Locate the word "Разрешение" in the entries below, then gather every line that holds it.
— START —
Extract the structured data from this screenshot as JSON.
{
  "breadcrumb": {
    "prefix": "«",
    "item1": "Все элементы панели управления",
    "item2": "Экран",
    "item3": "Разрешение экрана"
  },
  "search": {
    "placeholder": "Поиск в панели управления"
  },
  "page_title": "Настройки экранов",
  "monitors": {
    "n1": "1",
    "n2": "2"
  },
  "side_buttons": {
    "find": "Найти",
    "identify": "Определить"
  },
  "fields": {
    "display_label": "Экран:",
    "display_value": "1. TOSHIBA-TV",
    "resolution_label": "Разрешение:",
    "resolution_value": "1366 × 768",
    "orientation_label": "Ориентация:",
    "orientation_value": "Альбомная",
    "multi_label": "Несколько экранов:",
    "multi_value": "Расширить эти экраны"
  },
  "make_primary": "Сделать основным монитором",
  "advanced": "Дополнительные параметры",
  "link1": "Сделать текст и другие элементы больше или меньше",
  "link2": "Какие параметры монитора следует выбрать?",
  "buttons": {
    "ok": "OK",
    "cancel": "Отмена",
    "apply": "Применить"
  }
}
— END —
— START —
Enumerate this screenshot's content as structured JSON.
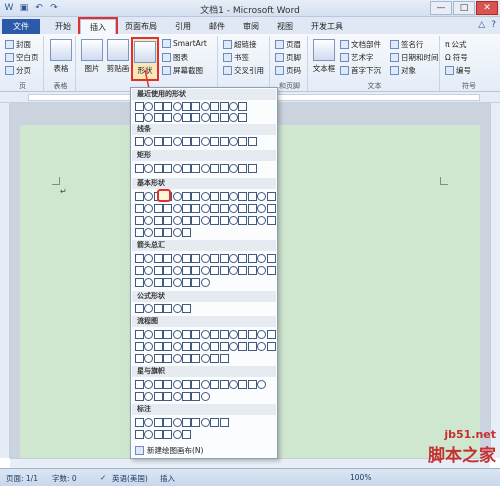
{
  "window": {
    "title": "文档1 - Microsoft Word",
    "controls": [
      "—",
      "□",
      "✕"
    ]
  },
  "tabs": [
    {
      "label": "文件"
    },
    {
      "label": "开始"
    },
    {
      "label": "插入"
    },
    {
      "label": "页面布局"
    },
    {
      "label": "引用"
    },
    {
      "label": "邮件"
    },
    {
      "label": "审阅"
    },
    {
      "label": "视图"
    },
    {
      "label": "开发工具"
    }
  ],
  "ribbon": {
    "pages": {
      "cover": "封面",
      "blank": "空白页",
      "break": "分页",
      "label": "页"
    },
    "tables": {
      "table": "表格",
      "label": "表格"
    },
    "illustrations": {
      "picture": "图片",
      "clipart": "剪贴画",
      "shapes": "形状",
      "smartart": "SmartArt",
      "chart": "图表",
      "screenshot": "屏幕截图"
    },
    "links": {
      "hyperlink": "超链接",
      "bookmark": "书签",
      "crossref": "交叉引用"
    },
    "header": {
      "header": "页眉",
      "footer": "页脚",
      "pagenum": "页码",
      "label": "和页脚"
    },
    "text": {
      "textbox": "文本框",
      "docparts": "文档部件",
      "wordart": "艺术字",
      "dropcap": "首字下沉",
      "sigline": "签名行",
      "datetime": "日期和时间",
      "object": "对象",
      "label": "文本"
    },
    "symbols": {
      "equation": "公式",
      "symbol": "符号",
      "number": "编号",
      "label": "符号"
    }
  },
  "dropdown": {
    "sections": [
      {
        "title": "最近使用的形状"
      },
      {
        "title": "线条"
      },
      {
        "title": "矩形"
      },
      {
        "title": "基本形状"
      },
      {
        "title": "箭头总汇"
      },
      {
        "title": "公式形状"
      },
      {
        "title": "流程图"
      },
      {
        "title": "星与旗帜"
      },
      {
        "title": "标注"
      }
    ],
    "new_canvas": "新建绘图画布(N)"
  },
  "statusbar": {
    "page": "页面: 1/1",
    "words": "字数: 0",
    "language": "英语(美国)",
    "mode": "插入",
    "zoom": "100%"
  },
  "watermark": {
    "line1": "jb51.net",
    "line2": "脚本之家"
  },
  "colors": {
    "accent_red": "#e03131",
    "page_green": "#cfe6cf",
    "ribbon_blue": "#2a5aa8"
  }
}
— END —
THE REPLY:
    "item3": "Разрешение экрана"
    "resolution_label": "Разрешение:",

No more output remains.